REQUIREMENTS:
In the listing below, identify each line with the word "solutions" and return those lines.

RECORDS TO USE:
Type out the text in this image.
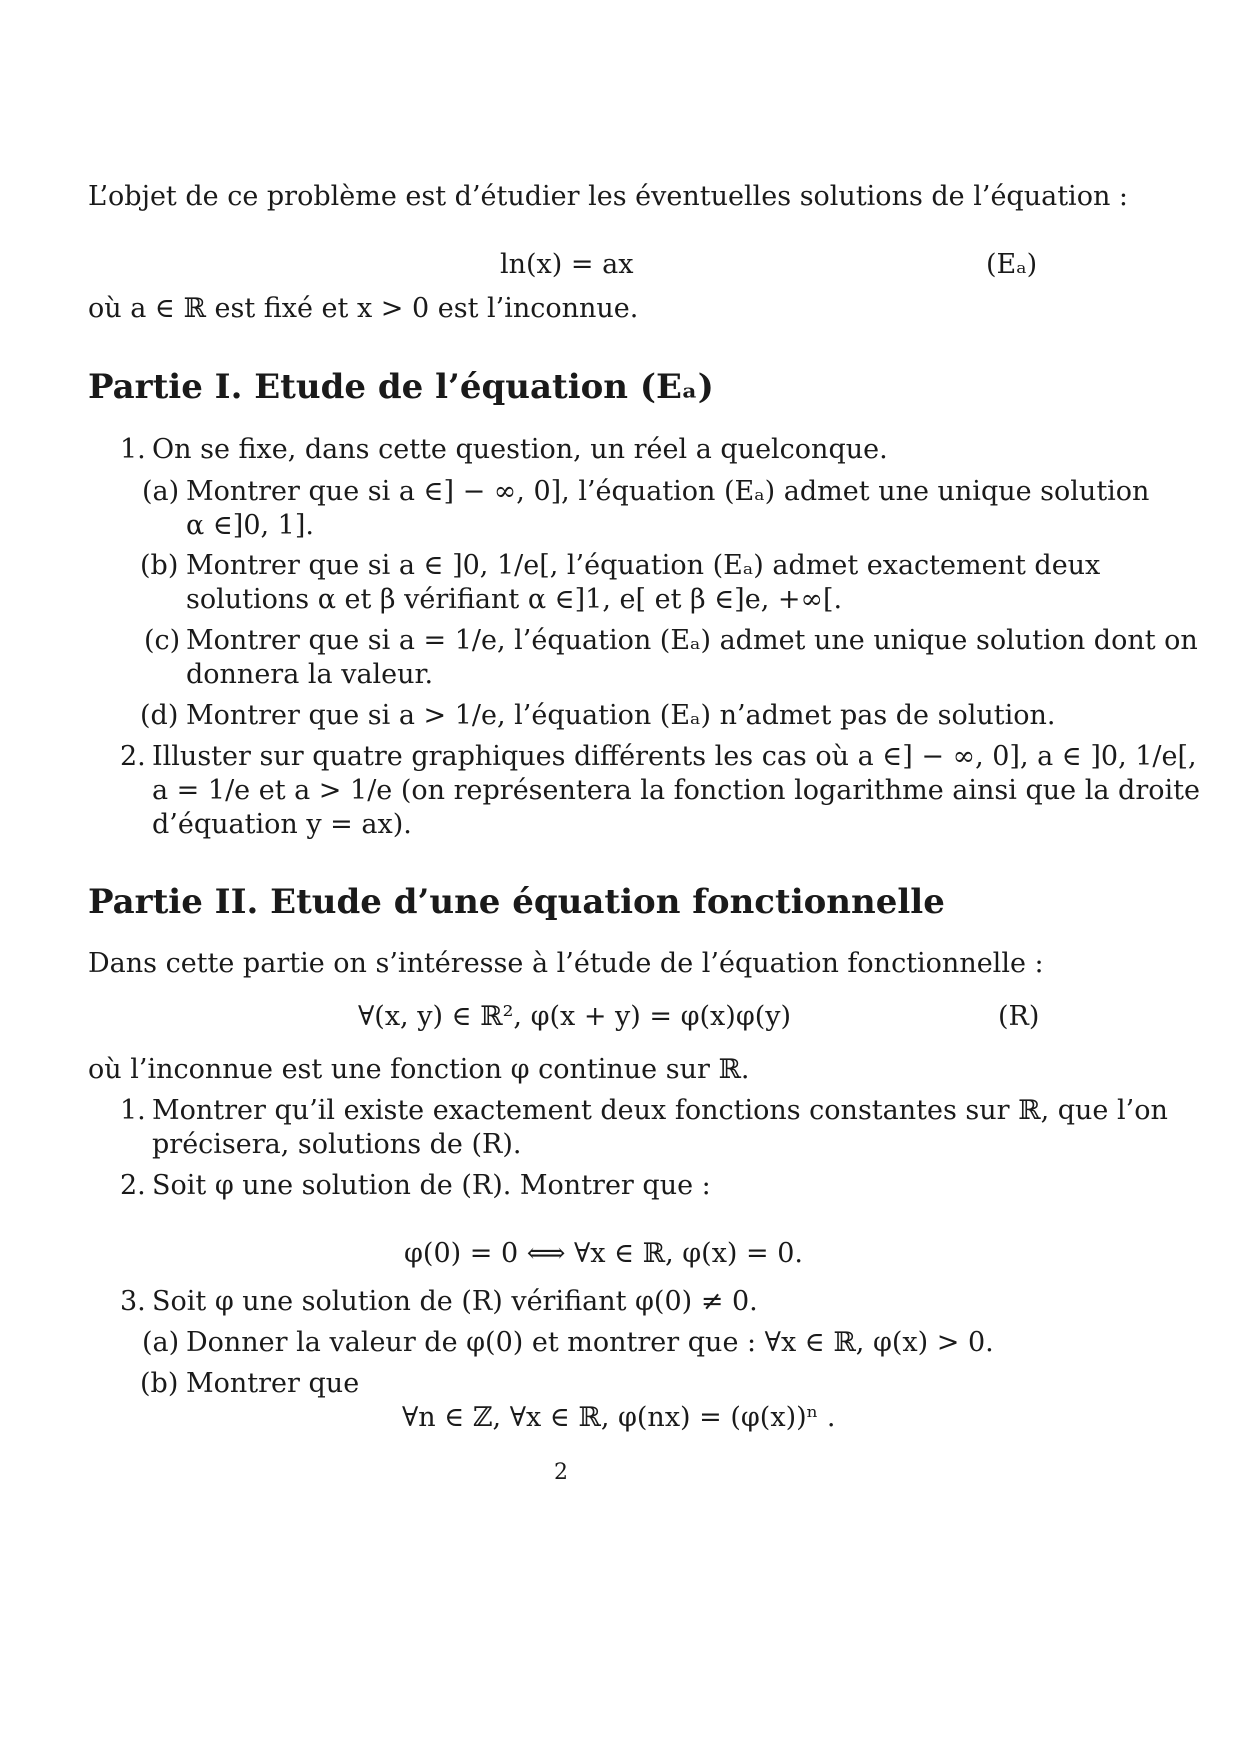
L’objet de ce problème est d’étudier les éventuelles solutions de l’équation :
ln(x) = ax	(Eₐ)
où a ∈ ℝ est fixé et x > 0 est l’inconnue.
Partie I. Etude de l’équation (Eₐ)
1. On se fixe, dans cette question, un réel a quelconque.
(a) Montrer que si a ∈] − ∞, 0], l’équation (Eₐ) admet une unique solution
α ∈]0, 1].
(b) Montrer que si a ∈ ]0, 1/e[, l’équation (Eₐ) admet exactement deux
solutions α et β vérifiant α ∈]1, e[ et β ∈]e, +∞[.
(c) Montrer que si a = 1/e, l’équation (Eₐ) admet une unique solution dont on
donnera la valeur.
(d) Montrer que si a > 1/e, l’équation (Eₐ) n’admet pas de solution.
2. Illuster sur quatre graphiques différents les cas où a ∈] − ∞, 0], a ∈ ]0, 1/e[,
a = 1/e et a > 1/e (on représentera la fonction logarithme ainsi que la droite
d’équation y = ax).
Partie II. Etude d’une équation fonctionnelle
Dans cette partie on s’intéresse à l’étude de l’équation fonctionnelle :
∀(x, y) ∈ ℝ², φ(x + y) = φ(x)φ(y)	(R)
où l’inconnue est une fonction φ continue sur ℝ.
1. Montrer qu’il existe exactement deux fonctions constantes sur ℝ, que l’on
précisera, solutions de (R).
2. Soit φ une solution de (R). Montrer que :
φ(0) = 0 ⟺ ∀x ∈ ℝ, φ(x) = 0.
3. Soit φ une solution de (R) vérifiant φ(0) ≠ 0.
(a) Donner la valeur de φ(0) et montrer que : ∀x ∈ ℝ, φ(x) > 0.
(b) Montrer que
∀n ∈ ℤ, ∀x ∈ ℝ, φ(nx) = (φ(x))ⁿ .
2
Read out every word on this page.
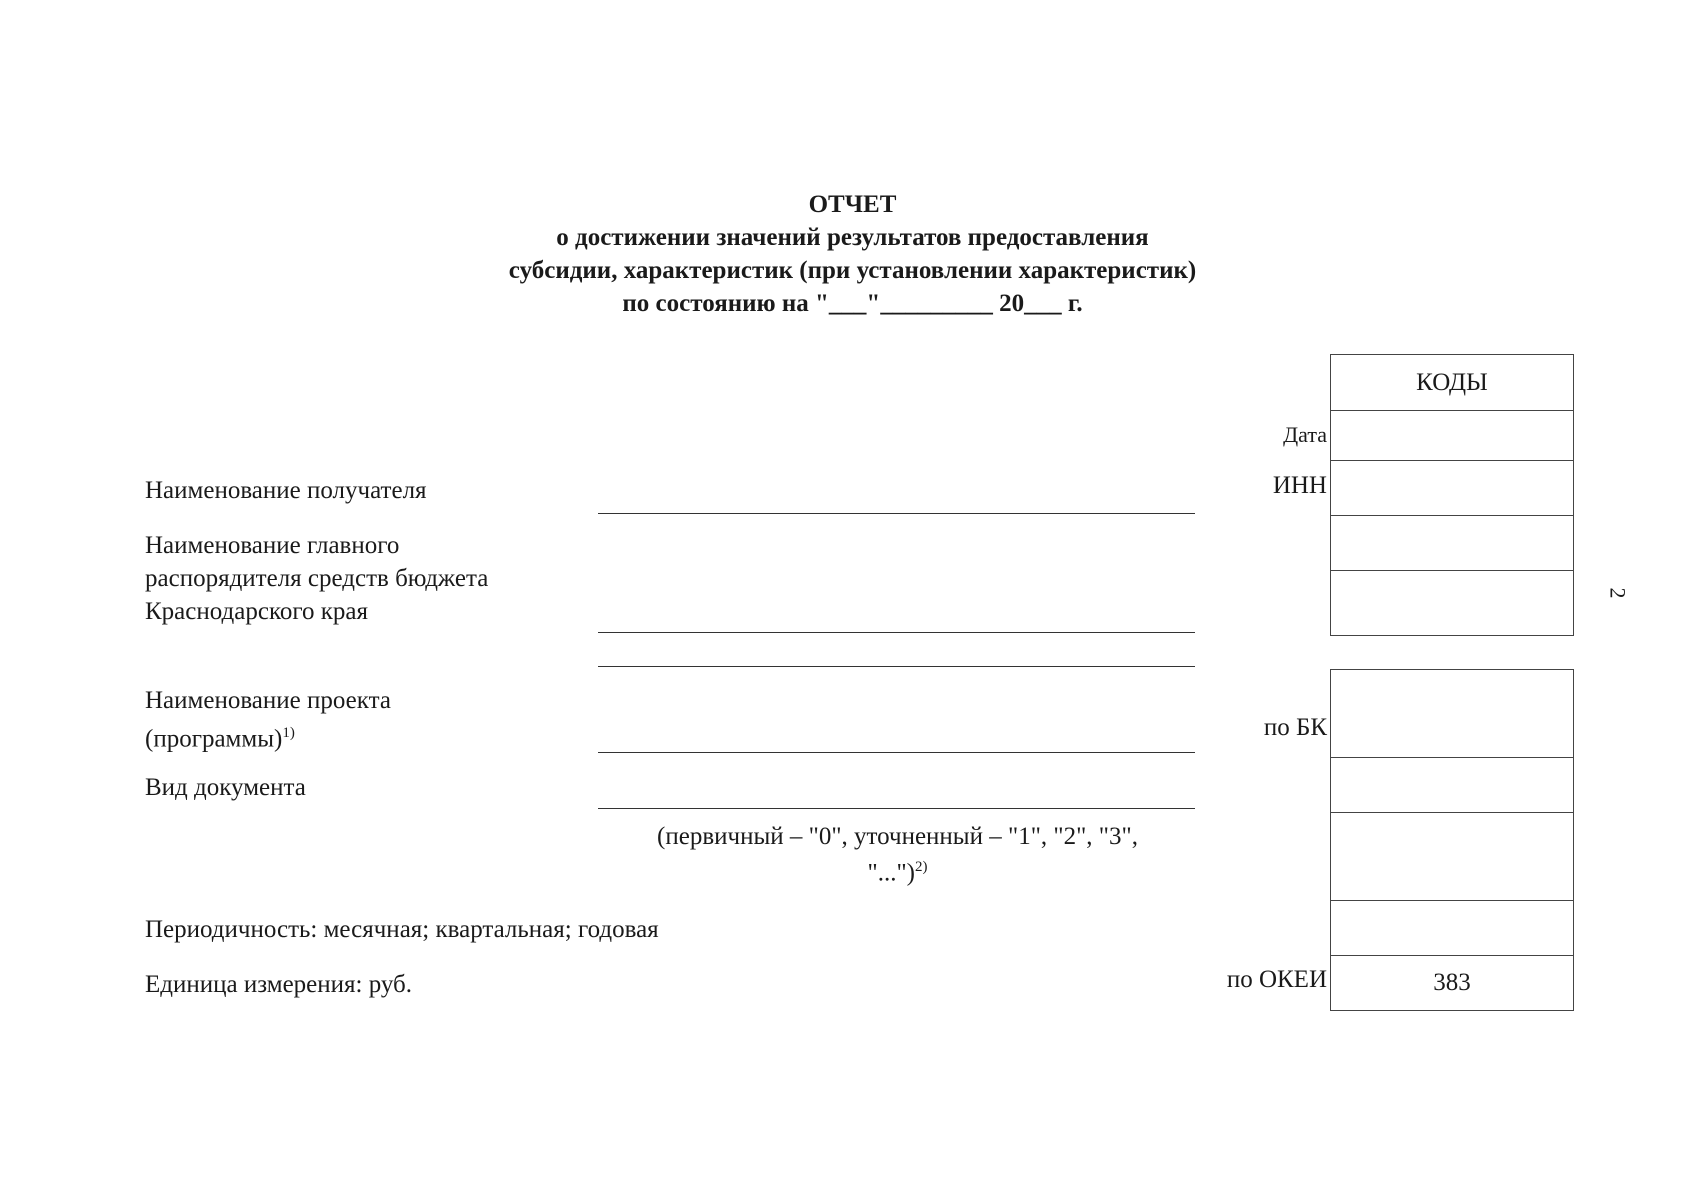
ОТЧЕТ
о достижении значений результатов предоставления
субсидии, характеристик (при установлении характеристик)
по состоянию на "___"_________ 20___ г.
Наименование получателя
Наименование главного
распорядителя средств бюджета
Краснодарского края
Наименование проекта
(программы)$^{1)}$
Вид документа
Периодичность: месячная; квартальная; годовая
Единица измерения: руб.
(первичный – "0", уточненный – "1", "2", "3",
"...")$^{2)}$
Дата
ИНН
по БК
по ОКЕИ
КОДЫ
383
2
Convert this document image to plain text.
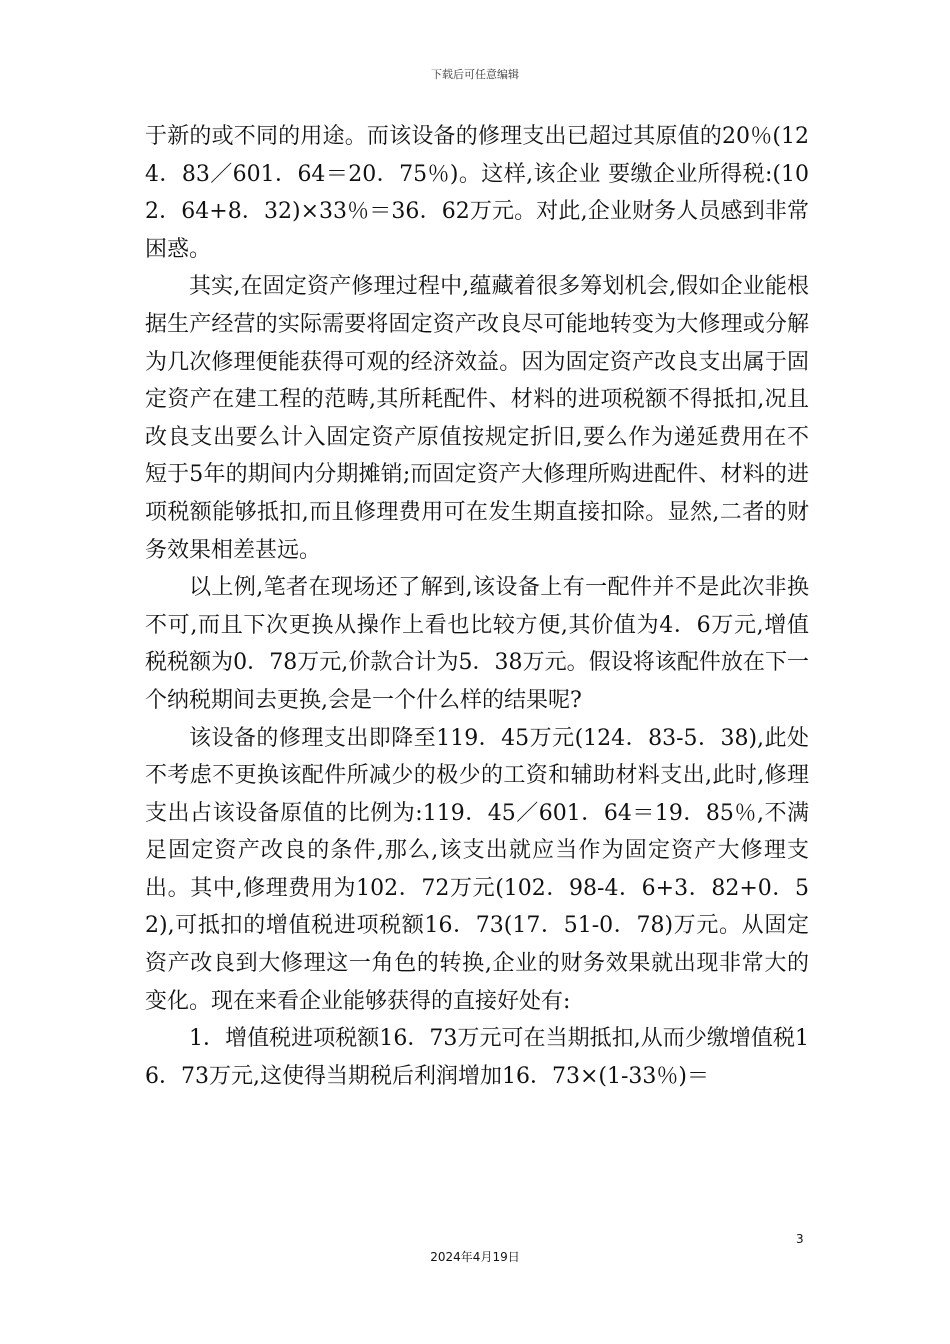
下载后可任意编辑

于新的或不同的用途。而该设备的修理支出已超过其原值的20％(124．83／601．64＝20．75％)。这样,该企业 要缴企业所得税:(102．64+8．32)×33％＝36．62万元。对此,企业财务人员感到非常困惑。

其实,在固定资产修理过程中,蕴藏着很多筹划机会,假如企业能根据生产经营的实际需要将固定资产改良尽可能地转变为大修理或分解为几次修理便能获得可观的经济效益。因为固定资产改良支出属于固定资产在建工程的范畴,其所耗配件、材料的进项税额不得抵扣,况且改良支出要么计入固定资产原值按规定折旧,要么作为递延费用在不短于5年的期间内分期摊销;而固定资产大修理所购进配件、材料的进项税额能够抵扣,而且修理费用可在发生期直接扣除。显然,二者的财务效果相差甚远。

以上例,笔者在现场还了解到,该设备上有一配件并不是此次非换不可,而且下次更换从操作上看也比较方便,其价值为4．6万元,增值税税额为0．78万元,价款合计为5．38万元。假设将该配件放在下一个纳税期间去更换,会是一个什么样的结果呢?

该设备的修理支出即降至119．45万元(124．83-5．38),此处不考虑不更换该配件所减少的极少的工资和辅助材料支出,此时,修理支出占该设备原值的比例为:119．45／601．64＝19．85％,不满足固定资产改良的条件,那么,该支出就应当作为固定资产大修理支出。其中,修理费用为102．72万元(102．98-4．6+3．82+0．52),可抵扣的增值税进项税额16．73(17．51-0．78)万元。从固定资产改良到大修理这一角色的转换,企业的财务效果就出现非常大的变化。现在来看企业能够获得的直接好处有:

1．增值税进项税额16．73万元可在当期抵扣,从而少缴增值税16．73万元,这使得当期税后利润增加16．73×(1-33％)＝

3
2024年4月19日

COMPLETE RESPONSE:
L’objet de ce problème est d’étudier les éventuelles solutions de l’équation :
solutions α et β vérifiant α ∈]1, e[ et β ∈]e, +∞[.
précisera, solutions de (R).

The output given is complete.